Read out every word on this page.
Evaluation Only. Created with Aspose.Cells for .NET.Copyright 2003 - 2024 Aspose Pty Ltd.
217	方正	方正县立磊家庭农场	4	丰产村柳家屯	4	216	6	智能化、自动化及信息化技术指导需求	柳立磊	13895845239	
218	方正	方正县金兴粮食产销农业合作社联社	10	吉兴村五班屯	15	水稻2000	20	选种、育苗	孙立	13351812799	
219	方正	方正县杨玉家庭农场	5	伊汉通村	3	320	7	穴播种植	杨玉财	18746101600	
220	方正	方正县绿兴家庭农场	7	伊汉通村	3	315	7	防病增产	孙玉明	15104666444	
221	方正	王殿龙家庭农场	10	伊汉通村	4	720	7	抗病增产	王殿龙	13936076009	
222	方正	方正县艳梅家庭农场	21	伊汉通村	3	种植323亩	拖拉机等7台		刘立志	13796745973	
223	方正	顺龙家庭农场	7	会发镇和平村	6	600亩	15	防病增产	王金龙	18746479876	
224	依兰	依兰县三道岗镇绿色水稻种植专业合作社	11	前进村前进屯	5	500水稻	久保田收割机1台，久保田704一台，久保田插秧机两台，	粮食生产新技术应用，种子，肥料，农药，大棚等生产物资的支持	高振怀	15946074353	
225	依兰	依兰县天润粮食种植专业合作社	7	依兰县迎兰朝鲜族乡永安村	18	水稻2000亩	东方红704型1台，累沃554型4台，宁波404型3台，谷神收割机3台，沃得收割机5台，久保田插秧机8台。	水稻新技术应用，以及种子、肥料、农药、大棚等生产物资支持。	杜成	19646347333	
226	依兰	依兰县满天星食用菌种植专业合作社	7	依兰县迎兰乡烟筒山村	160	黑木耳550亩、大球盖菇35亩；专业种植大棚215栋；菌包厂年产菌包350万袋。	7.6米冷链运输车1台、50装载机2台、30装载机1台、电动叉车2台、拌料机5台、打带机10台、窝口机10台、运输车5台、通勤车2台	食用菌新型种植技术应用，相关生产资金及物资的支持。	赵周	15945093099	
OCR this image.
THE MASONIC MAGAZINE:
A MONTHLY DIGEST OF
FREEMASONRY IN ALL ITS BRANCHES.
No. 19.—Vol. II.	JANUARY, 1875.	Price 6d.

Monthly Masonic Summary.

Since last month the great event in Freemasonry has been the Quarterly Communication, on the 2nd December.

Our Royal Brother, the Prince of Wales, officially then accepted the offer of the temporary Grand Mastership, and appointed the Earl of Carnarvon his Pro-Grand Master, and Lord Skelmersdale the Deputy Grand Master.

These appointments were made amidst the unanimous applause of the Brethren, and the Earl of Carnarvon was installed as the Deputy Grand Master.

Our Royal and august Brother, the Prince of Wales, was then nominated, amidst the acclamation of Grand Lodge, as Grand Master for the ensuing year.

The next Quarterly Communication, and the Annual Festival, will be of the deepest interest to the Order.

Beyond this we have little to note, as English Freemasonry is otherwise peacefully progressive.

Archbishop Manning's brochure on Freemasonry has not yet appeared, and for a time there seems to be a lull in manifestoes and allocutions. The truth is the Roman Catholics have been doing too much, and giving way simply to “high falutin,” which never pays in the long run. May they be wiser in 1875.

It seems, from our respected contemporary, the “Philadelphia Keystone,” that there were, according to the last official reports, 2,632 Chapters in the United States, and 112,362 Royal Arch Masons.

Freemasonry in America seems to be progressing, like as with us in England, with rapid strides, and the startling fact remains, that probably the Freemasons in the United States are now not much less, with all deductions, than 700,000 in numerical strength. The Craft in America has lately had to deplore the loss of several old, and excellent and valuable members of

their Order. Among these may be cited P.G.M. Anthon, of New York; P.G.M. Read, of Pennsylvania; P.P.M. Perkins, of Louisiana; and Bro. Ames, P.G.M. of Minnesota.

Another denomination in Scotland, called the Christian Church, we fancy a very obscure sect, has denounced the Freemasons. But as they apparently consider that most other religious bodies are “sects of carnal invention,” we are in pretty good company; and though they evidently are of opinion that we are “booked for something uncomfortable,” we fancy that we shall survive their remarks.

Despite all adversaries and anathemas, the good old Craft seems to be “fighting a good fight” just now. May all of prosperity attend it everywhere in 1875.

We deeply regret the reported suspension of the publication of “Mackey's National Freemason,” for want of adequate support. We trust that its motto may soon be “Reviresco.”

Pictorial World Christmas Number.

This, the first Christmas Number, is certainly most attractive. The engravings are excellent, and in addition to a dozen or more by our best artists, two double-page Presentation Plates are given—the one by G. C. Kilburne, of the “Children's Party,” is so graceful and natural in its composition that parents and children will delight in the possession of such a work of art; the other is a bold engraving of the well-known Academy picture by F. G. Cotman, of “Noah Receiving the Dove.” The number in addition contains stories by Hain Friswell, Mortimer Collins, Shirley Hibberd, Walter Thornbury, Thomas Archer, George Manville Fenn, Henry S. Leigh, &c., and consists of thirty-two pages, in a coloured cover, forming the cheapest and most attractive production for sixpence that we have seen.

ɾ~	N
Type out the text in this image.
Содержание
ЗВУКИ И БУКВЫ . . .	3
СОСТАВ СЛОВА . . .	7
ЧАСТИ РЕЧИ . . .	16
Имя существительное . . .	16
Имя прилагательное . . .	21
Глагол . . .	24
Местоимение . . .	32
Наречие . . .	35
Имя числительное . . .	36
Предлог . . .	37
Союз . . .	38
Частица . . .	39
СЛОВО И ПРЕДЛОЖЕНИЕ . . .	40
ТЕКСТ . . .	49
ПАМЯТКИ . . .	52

☆ ☆ ☆ ☆ ☆

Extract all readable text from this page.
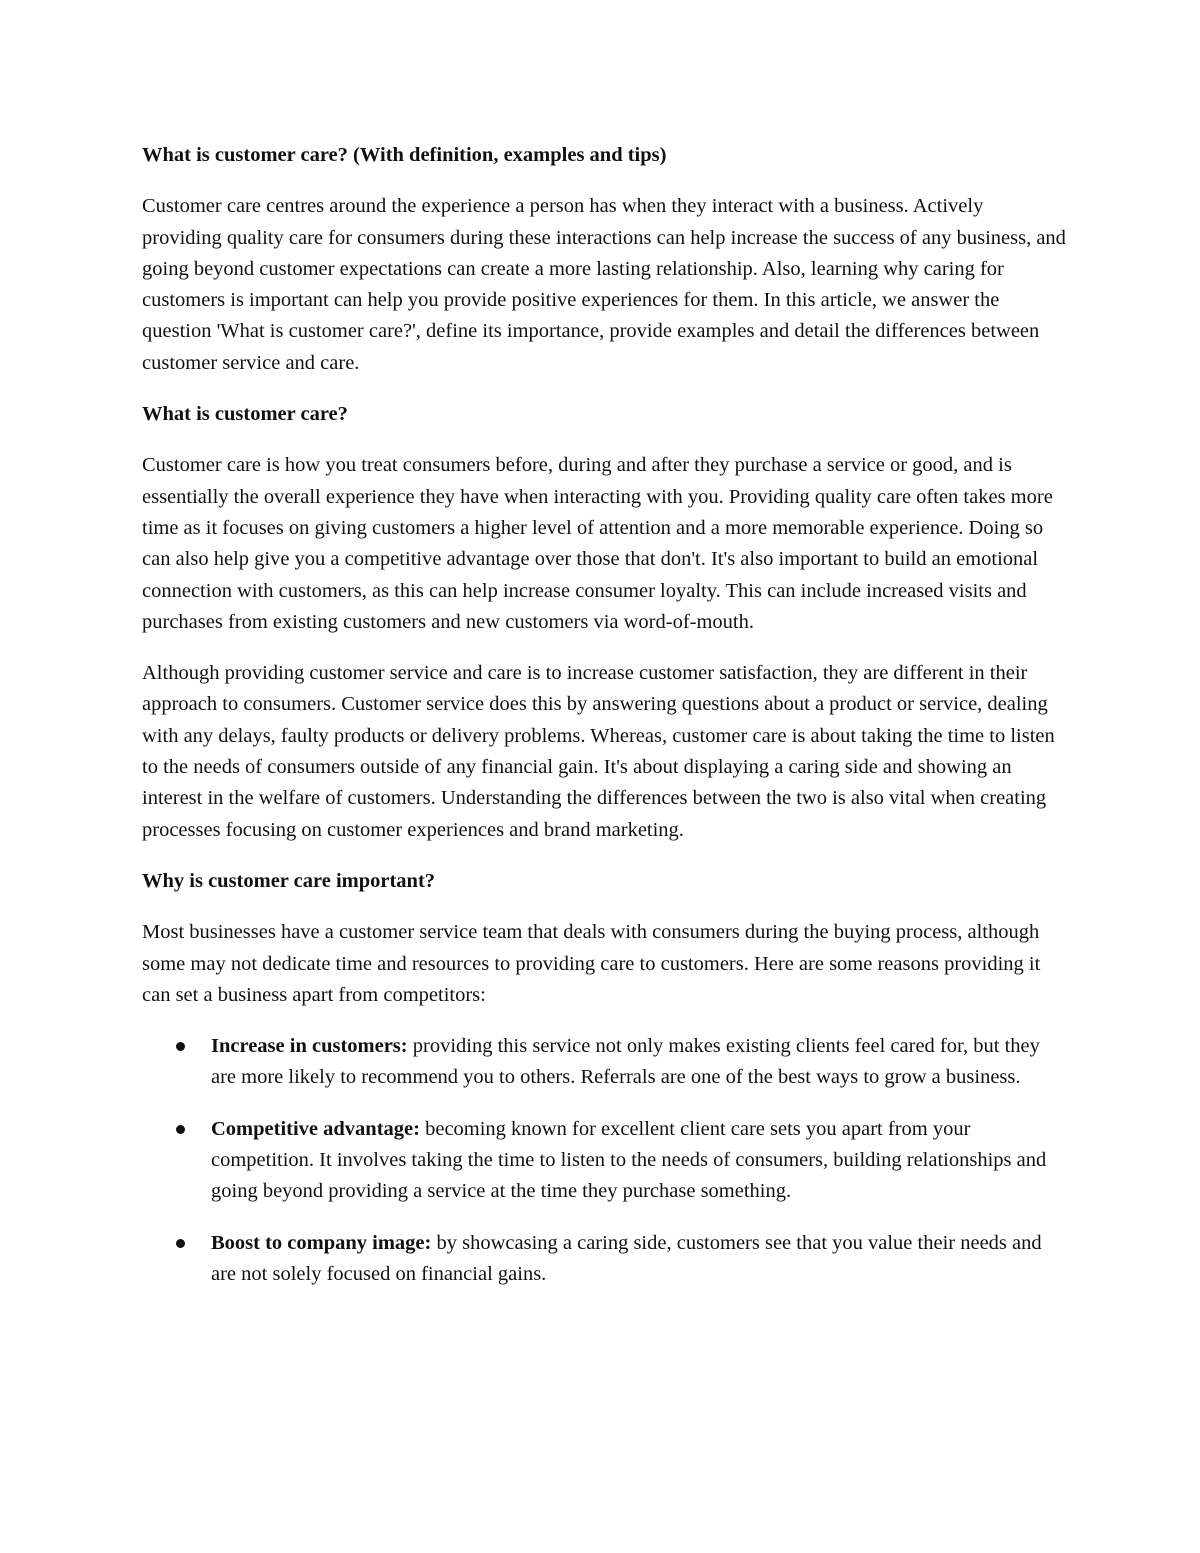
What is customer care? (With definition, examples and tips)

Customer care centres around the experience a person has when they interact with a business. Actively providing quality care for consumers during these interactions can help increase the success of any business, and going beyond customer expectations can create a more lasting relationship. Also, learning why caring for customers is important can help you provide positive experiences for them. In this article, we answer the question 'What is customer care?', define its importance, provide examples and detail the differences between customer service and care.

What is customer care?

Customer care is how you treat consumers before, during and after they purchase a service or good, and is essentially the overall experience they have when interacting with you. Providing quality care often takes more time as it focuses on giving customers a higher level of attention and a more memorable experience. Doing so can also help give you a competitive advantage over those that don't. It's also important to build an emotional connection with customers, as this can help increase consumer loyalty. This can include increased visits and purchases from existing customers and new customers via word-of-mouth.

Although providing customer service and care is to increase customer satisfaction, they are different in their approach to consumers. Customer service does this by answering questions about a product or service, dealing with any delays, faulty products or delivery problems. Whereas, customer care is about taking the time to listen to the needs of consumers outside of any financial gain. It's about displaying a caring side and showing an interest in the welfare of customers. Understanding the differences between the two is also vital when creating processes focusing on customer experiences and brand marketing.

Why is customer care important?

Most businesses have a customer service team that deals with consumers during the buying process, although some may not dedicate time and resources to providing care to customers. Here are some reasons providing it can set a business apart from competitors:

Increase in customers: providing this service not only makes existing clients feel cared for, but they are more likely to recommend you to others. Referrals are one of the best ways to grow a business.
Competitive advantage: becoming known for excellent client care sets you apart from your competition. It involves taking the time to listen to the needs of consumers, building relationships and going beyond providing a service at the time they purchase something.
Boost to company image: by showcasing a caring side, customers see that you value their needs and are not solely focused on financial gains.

☆ ☆ ☆ ☆ ☆

Your objective:
Identify lines with the string "防病增产". Copy each one.

Exercise answer:
220	方正	方正县绿兴家庭农场	7	伊汉通村	3	315	7	防病增产	孙玉明	15104666444	
223	方正	顺龙家庭农场	7	会发镇和平村	6	600亩	15	防病增产	王金龙	18746479876	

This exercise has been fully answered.